■ **Recorded information**
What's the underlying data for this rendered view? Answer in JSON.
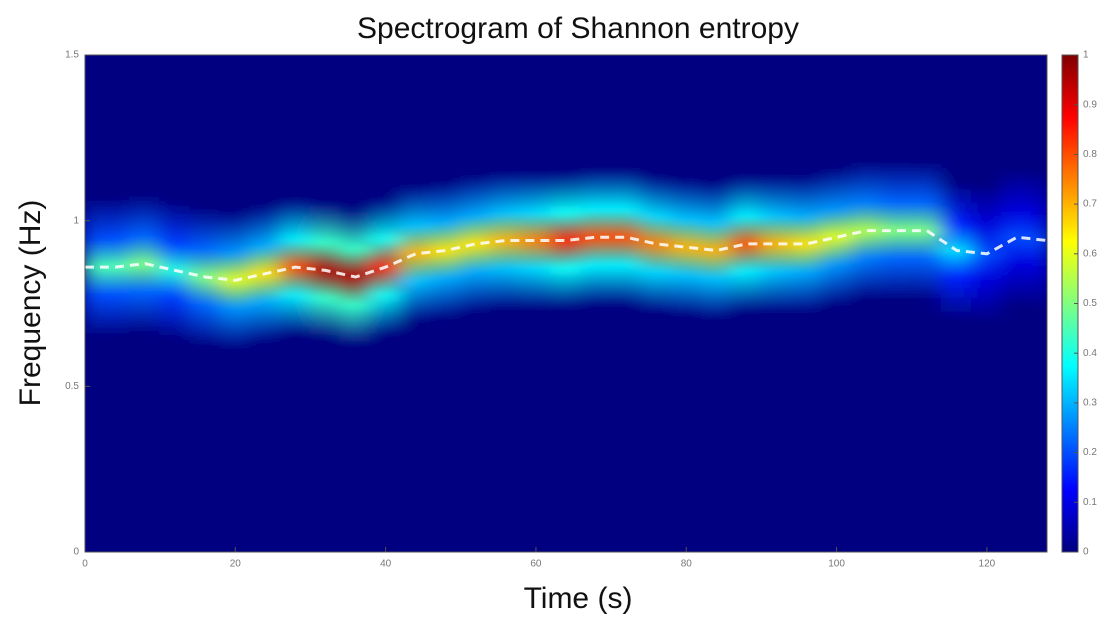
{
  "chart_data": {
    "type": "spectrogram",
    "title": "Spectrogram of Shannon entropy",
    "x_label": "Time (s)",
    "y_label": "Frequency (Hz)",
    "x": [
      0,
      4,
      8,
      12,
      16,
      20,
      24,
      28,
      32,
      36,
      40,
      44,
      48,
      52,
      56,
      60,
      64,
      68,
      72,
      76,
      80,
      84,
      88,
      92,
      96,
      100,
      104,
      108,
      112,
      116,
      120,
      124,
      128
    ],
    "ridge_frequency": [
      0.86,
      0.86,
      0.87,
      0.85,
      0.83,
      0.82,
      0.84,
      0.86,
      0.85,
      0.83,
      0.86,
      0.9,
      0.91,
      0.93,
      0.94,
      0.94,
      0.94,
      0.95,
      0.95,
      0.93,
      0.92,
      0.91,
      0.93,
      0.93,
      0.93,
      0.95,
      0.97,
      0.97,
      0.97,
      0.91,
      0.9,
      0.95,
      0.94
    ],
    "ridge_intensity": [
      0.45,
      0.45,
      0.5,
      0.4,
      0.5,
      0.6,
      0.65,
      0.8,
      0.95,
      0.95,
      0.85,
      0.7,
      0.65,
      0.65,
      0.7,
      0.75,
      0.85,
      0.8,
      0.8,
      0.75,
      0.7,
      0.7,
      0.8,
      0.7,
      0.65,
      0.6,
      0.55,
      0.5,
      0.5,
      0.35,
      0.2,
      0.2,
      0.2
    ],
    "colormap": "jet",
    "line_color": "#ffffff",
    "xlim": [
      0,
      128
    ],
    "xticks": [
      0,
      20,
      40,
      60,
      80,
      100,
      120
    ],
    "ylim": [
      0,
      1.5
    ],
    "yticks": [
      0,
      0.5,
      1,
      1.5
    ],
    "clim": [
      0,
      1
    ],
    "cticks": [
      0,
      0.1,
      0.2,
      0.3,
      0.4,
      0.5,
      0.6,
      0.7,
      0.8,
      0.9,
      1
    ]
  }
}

■ **Instructions for the task**
From the material above, reproduce everything verbatim except the pictures.

■ **Solution to this task**
What's the underlying data for this rendered view? Answer in JSON.
{
  "chart_data": {
    "type": "spectrogram",
    "title": "Spectrogram of Shannon entropy",
    "x_label": "Time (s)",
    "y_label": "Frequency (Hz)",
    "x": [
      0,
      4,
      8,
      12,
      16,
      20,
      24,
      28,
      32,
      36,
      40,
      44,
      48,
      52,
      56,
      60,
      64,
      68,
      72,
      76,
      80,
      84,
      88,
      92,
      96,
      100,
      104,
      108,
      112,
      116,
      120,
      124,
      128
    ],
    "ridge_frequency": [
      0.86,
      0.86,
      0.87,
      0.85,
      0.83,
      0.82,
      0.84,
      0.86,
      0.85,
      0.83,
      0.86,
      0.9,
      0.91,
      0.93,
      0.94,
      0.94,
      0.94,
      0.95,
      0.95,
      0.93,
      0.92,
      0.91,
      0.93,
      0.93,
      0.93,
      0.95,
      0.97,
      0.97,
      0.97,
      0.91,
      0.9,
      0.95,
      0.94
    ],
    "ridge_intensity": [
      0.45,
      0.45,
      0.5,
      0.4,
      0.5,
      0.6,
      0.65,
      0.8,
      0.95,
      0.95,
      0.85,
      0.7,
      0.65,
      0.65,
      0.7,
      0.75,
      0.85,
      0.8,
      0.8,
      0.75,
      0.7,
      0.7,
      0.8,
      0.7,
      0.65,
      0.6,
      0.55,
      0.5,
      0.5,
      0.35,
      0.2,
      0.2,
      0.2
    ],
    "colormap": "jet",
    "line_color": "#ffffff",
    "xlim": [
      0,
      128
    ],
    "xticks": [
      0,
      20,
      40,
      60,
      80,
      100,
      120
    ],
    "ylim": [
      0,
      1.5
    ],
    "yticks": [
      0,
      0.5,
      1,
      1.5
    ],
    "clim": [
      0,
      1
    ],
    "cticks": [
      0,
      0.1,
      0.2,
      0.3,
      0.4,
      0.5,
      0.6,
      0.7,
      0.8,
      0.9,
      1
    ]
  }
}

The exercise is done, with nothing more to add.